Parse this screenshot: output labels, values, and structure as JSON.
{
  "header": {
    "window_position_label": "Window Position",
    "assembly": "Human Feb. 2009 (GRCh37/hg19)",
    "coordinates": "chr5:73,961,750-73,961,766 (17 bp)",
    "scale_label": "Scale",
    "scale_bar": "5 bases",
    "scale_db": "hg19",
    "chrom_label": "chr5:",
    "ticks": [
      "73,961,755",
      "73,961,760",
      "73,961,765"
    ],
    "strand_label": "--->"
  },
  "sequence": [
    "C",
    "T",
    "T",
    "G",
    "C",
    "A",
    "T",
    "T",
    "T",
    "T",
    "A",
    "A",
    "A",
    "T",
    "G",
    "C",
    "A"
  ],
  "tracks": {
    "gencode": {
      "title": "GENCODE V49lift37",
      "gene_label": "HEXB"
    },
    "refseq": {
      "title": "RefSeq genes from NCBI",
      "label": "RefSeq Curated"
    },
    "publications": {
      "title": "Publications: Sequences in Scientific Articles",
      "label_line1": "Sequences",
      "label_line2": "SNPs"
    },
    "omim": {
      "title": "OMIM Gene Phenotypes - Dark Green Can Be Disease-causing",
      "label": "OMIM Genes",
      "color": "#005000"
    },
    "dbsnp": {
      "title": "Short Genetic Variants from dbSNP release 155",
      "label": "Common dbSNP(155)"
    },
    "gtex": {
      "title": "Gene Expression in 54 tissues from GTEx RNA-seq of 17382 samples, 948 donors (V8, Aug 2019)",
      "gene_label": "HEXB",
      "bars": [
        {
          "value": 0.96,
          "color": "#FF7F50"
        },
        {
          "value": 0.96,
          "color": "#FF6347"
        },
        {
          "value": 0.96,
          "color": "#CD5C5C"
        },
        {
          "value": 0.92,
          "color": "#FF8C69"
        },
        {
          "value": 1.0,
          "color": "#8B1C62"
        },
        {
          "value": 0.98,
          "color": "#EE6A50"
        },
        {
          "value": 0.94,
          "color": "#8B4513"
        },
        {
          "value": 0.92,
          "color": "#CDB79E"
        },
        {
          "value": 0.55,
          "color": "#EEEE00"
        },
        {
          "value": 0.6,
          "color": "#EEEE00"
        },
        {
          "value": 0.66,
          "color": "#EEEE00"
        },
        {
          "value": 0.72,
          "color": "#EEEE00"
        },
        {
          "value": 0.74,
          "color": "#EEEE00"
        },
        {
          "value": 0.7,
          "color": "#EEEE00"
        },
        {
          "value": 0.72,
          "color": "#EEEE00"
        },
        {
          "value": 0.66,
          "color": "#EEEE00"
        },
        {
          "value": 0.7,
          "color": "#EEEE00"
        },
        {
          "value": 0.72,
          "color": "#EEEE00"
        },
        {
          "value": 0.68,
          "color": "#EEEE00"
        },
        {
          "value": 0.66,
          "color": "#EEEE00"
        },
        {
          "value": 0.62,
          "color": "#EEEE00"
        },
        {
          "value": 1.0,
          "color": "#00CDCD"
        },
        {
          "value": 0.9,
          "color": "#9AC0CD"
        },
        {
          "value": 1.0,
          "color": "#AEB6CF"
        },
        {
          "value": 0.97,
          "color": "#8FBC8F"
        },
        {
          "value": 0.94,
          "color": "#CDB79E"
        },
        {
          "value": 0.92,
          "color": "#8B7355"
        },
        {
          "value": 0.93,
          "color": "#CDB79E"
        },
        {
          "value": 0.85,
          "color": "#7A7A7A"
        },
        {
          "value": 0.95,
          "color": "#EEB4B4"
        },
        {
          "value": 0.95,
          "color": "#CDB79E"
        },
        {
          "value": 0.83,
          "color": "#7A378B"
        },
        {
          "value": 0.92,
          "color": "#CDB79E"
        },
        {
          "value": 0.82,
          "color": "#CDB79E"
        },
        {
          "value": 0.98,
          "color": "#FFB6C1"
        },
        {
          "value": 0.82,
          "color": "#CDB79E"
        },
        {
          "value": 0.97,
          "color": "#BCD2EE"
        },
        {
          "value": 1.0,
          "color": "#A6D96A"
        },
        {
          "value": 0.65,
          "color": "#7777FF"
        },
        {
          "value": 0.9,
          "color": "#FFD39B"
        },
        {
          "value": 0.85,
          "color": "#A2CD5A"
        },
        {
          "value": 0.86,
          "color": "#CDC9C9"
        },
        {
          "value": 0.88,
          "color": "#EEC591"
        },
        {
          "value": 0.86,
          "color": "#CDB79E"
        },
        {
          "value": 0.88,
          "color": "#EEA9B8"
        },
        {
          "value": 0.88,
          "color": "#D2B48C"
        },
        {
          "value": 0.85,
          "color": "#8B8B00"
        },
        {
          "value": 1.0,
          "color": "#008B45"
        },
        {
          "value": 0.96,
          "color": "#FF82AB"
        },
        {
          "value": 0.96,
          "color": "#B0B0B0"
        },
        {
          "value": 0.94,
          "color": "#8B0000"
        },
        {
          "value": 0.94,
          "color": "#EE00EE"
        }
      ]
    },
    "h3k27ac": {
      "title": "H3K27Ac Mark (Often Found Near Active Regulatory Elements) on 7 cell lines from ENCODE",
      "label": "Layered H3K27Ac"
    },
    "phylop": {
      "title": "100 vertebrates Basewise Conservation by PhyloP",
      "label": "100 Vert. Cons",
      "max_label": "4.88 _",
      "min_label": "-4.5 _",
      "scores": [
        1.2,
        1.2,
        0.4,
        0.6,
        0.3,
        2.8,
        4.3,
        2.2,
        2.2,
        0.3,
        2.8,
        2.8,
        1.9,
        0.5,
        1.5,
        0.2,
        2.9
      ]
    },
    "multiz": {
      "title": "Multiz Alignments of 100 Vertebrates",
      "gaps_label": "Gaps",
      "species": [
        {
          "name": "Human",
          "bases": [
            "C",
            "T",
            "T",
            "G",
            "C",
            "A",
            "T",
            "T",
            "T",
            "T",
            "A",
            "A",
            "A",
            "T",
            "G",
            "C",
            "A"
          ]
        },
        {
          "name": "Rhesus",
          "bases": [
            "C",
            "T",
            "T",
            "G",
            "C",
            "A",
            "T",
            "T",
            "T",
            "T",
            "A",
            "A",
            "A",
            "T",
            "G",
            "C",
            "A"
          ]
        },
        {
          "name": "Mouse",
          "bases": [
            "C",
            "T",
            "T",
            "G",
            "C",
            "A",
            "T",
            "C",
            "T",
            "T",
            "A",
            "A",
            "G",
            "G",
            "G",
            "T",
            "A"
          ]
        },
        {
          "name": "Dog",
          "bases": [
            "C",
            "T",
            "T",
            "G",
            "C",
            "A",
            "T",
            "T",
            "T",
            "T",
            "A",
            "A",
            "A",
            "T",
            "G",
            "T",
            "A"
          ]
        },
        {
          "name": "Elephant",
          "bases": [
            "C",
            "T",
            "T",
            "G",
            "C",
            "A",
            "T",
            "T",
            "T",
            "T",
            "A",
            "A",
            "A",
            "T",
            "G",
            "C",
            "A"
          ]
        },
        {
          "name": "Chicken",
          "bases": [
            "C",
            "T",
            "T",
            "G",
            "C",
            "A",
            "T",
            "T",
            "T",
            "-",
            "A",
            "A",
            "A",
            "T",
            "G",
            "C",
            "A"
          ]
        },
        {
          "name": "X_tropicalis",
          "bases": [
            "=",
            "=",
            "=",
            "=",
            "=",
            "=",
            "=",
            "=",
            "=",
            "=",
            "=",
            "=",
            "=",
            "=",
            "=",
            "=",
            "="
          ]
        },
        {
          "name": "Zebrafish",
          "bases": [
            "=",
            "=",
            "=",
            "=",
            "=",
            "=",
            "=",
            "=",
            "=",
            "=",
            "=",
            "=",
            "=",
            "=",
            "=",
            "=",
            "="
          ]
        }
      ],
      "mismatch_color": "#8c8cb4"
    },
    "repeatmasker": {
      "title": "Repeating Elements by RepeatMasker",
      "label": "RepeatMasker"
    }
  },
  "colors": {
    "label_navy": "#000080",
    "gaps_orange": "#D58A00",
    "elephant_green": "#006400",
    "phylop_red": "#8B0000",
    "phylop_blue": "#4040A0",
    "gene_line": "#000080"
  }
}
====================
Exercise brief: Return every line of the listing that has the word "Elements" in it.

Response:
      "title": "H3K27Ac Mark (Often Found Near Active Regulatory Elements) on 7 cell lines from ENCODE",
      "title": "Repeating Elements by RepeatMasker",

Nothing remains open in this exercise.